--- Start ---

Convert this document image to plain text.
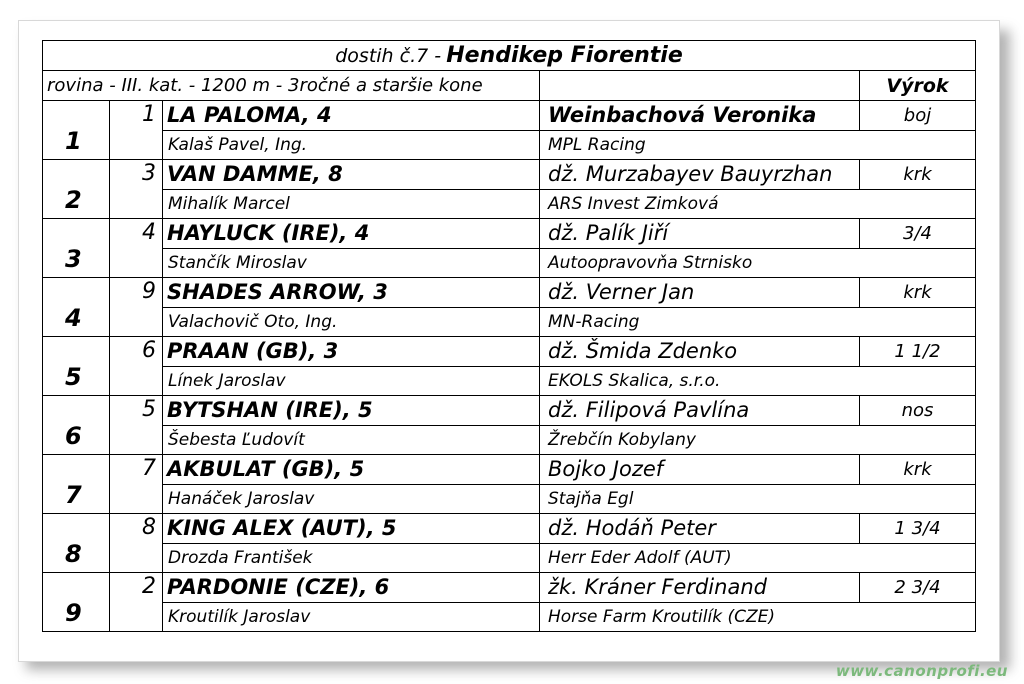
dostih č.7 - Hendikep Fiorentie
rovina - III. kat. - 1200 m - 3ročné a staršie kone	Výrok
1
1 LA PALOMA, 4	Weinbachová Veronika	boj
Kalaš Pavel, Ing.	MPL Racing
2
3 VAN DAMME, 8	dž. Murzabayev Bauyrzhan	krk
Mihalík Marcel	ARS Invest Zimková
3
4 HAYLUCK (IRE), 4	dž. Palík Jiří	3/4
Stančík Miroslav	Autoopravovňa Strnisko
4
9 SHADES ARROW, 3	dž. Verner Jan	krk
Valachovič Oto, Ing.	MN-Racing
5
6 PRAAN (GB), 3	dž. Šmida Zdenko	1 1/2
Línek Jaroslav	EKOLS Skalica, s.r.o.
6
5 BYTSHAN (IRE), 5	dž. Filipová Pavlína	nos
Šebesta Ľudovít	Žrebčín Kobylany
7
7 AKBULAT (GB), 5	Bojko Jozef	krk
Hanáček Jaroslav	Stajňa Egl
8
8 KING ALEX (AUT), 5	dž. Hodáň Peter	1 3/4
Drozda František	Herr Eder Adolf (AUT)
9
2 PARDONIE (CZE), 6	žk. Kráner Ferdinand	2 3/4
Kroutilík Jaroslav	Horse Farm Kroutilík (CZE)
www.canonprofi.eu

--- End ---

== Do this ==
Among the entries above, how many lines include the word "Racing"? Reply with the number only.

== Task result ==
2